**Material shown**
-=-=-
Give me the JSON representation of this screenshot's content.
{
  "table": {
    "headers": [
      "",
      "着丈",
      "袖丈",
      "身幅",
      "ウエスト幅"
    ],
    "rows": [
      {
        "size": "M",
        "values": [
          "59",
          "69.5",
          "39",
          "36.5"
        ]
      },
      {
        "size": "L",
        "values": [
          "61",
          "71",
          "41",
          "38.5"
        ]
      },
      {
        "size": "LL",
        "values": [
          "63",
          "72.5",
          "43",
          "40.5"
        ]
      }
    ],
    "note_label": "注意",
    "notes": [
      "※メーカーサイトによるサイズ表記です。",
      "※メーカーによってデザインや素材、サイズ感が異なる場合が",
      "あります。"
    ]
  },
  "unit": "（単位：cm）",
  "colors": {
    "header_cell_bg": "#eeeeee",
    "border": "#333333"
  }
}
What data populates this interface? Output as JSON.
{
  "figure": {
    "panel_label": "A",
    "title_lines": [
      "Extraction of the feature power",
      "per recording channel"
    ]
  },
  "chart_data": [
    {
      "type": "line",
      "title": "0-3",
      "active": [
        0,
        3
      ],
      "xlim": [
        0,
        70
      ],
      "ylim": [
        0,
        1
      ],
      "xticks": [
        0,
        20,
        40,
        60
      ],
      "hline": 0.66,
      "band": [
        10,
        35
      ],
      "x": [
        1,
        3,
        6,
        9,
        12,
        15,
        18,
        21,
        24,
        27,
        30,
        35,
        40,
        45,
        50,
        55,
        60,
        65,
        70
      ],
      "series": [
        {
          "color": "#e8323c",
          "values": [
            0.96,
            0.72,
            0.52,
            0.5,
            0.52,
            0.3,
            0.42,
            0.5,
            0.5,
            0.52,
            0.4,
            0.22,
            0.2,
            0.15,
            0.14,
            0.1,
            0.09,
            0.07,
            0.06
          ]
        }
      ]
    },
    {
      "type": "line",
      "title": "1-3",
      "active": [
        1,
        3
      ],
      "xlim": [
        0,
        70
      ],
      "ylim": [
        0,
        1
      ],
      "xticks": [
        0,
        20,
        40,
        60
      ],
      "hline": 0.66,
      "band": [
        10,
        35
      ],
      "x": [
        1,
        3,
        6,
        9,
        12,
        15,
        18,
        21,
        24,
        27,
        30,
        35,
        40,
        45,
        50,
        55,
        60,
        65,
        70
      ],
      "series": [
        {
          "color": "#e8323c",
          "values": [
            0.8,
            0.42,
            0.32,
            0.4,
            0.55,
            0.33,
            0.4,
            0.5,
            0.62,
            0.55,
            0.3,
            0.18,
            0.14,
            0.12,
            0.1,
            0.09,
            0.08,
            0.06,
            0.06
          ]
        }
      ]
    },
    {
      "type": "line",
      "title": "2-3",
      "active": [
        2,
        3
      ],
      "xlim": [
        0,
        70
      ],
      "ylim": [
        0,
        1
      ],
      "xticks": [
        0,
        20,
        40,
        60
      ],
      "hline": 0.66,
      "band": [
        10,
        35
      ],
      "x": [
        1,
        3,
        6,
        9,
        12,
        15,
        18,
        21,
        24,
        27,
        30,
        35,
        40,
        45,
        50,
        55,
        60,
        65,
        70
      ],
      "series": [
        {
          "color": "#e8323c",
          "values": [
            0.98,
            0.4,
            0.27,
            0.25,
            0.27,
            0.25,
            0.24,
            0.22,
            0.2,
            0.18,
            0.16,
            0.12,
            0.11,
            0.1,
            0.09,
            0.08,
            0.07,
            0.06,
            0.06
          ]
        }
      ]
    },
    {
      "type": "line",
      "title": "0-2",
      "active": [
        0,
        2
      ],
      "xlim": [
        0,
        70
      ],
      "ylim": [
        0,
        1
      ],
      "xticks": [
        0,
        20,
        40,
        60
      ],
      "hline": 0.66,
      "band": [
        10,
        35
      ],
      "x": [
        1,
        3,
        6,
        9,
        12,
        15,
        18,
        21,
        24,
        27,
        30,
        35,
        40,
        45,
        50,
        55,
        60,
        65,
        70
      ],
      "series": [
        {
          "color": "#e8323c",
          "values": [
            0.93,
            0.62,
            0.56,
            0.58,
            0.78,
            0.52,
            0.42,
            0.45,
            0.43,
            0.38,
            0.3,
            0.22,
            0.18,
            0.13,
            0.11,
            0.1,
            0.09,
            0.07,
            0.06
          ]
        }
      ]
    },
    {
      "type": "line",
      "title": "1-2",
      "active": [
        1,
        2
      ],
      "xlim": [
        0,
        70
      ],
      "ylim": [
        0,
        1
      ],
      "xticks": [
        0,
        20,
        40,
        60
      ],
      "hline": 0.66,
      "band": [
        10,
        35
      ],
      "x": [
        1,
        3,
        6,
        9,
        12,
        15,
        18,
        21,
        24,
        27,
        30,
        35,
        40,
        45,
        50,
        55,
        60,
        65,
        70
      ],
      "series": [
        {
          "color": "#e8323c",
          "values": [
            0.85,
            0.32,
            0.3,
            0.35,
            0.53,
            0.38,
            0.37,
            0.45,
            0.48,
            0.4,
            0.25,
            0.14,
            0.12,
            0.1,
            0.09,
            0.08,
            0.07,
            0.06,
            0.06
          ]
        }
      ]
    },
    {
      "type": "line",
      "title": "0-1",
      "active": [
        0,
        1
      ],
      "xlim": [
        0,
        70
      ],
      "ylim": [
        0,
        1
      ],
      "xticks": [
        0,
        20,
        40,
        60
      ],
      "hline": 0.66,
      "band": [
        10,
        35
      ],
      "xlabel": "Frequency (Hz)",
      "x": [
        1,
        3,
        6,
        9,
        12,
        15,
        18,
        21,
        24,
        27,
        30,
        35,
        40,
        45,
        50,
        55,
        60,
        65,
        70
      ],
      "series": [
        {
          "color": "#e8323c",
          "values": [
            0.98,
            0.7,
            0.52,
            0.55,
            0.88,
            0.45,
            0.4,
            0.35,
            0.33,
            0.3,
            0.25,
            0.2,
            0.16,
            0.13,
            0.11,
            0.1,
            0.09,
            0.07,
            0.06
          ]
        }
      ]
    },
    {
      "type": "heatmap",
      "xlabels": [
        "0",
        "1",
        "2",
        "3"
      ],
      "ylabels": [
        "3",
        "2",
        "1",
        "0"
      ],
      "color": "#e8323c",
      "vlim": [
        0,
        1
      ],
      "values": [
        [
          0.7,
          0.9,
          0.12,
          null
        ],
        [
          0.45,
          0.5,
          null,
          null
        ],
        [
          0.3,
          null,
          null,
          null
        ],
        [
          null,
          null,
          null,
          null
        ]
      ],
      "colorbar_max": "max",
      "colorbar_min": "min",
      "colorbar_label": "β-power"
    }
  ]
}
-=-=-
**Stated task**
Extract all lines as given.

**Reply**
Give me the JSON representation of this screenshot's content.
{
  "table": {
    "headers": [
      "",
      "着丈",
      "袖丈",
      "身幅",
      "ウエスト幅"
    ],
    "rows": [
      {
        "size": "M",
        "values": [
          "59",
          "69.5",
          "39",
          "36.5"
        ]
      },
      {
        "size": "L",
        "values": [
          "61",
          "71",
          "41",
          "38.5"
        ]
      },
      {
        "size": "LL",
        "values": [
          "63",
          "72.5",
          "43",
          "40.5"
        ]
      }
    ],
    "note_label": "注意",
    "notes": [
      "※メーカーサイトによるサイズ表記です。",
      "※メーカーによってデザインや素材、サイズ感が異なる場合が",
      "あります。"
    ]
  },
  "unit": "（単位：cm）",
  "colors": {
    "header_cell_bg": "#eeeeee",
    "border": "#333333"
  }
}
What data populates this interface? Output as JSON.
{
  "figure": {
    "panel_label": "A",
    "title_lines": [
      "Extraction of the feature power",
      "per recording channel"
    ]
  },
  "chart_data": [
    {
      "type": "line",
      "title": "0-3",
      "active": [
        0,
        3
      ],
      "xlim": [
        0,
        70
      ],
      "ylim": [
        0,
        1
      ],
      "xticks": [
        0,
        20,
        40,
        60
      ],
      "hline": 0.66,
      "band": [
        10,
        35
      ],
      "x": [
        1,
        3,
        6,
        9,
        12,
        15,
        18,
        21,
        24,
        27,
        30,
        35,
        40,
        45,
        50,
        55,
        60,
        65,
        70
      ],
      "series": [
        {
          "color": "#e8323c",
          "values": [
            0.96,
            0.72,
            0.52,
            0.5,
            0.52,
            0.3,
            0.42,
            0.5,
            0.5,
            0.52,
            0.4,
            0.22,
            0.2,
            0.15,
            0.14,
            0.1,
            0.09,
            0.07,
            0.06
          ]
        }
      ]
    },
    {
      "type": "line",
      "title": "1-3",
      "active": [
        1,
        3
      ],
      "xlim": [
        0,
        70
      ],
      "ylim": [
        0,
        1
      ],
      "xticks": [
        0,
        20,
        40,
        60
      ],
      "hline": 0.66,
      "band": [
        10,
        35
      ],
      "x": [
        1,
        3,
        6,
        9,
        12,
        15,
        18,
        21,
        24,
        27,
        30,
        35,
        40,
        45,
        50,
        55,
        60,
        65,
        70
      ],
      "series": [
        {
          "color": "#e8323c",
          "values": [
            0.8,
            0.42,
            0.32,
            0.4,
            0.55,
            0.33,
            0.4,
            0.5,
            0.62,
            0.55,
            0.3,
            0.18,
            0.14,
            0.12,
            0.1,
            0.09,
            0.08,
            0.06,
            0.06
          ]
        }
      ]
    },
    {
      "type": "line",
      "title": "2-3",
      "active": [
        2,
        3
      ],
      "xlim": [
        0,
        70
      ],
      "ylim": [
        0,
        1
      ],
      "xticks": [
        0,
        20,
        40,
        60
      ],
      "hline": 0.66,
      "band": [
        10,
        35
      ],
      "x": [
        1,
        3,
        6,
        9,
        12,
        15,
        18,
        21,
        24,
        27,
        30,
        35,
        40,
        45,
        50,
        55,
        60,
        65,
        70
      ],
      "series": [
        {
          "color": "#e8323c",
          "values": [
            0.98,
            0.4,
            0.27,
            0.25,
            0.27,
            0.25,
            0.24,
            0.22,
            0.2,
            0.18,
            0.16,
            0.12,
            0.11,
            0.1,
            0.09,
            0.08,
            0.07,
            0.06,
            0.06
          ]
        }
      ]
    },
    {
      "type": "line",
      "title": "0-2",
      "active": [
        0,
        2
      ],
      "xlim": [
        0,
        70
      ],
      "ylim": [
        0,
        1
      ],
      "xticks": [
        0,
        20,
        40,
        60
      ],
      "hline": 0.66,
      "band": [
        10,
        35
      ],
      "x": [
        1,
        3,
        6,
        9,
        12,
        15,
        18,
        21,
        24,
        27,
        30,
        35,
        40,
        45,
        50,
        55,
        60,
        65,
        70
      ],
      "series": [
        {
          "color": "#e8323c",
          "values": [
            0.93,
            0.62,
            0.56,
            0.58,
            0.78,
            0.52,
            0.42,
            0.45,
            0.43,
            0.38,
            0.3,
            0.22,
            0.18,
            0.13,
            0.11,
            0.1,
            0.09,
            0.07,
            0.06
          ]
        }
      ]
    },
    {
      "type": "line",
      "title": "1-2",
      "active": [
        1,
        2
      ],
      "xlim": [
        0,
        70
      ],
      "ylim": [
        0,
        1
      ],
      "xticks": [
        0,
        20,
        40,
        60
      ],
      "hline": 0.66,
      "band": [
        10,
        35
      ],
      "x": [
        1,
        3,
        6,
        9,
        12,
        15,
        18,
        21,
        24,
        27,
        30,
        35,
        40,
        45,
        50,
        55,
        60,
        65,
        70
      ],
      "series": [
        {
          "color": "#e8323c",
          "values": [
            0.85,
            0.32,
            0.3,
            0.35,
            0.53,
            0.38,
            0.37,
            0.45,
            0.48,
            0.4,
            0.25,
            0.14,
            0.12,
            0.1,
            0.09,
            0.08,
            0.07,
            0.06,
            0.06
          ]
        }
      ]
    },
    {
      "type": "line",
      "title": "0-1",
      "active": [
        0,
        1
      ],
      "xlim": [
        0,
        70
      ],
      "ylim": [
        0,
        1
      ],
      "xticks": [
        0,
        20,
        40,
        60
      ],
      "hline": 0.66,
      "band": [
        10,
        35
      ],
      "xlabel": "Frequency (Hz)",
      "x": [
        1,
        3,
        6,
        9,
        12,
        15,
        18,
        21,
        24,
        27,
        30,
        35,
        40,
        45,
        50,
        55,
        60,
        65,
        70
      ],
      "series": [
        {
          "color": "#e8323c",
          "values": [
            0.98,
            0.7,
            0.52,
            0.55,
            0.88,
            0.45,
            0.4,
            0.35,
            0.33,
            0.3,
            0.25,
            0.2,
            0.16,
            0.13,
            0.11,
            0.1,
            0.09,
            0.07,
            0.06
          ]
        }
      ]
    },
    {
      "type": "heatmap",
      "xlabels": [
        "0",
        "1",
        "2",
        "3"
      ],
      "ylabels": [
        "3",
        "2",
        "1",
        "0"
      ],
      "color": "#e8323c",
      "vlim": [
        0,
        1
      ],
      "values": [
        [
          0.7,
          0.9,
          0.12,
          null
        ],
        [
          0.45,
          0.5,
          null,
          null
        ],
        [
          0.3,
          null,
          null,
          null
        ],
        [
          null,
          null,
          null,
          null
        ]
      ],
      "colorbar_max": "max",
      "colorbar_min": "min",
      "colorbar_label": "β-power"
    }
  ]
}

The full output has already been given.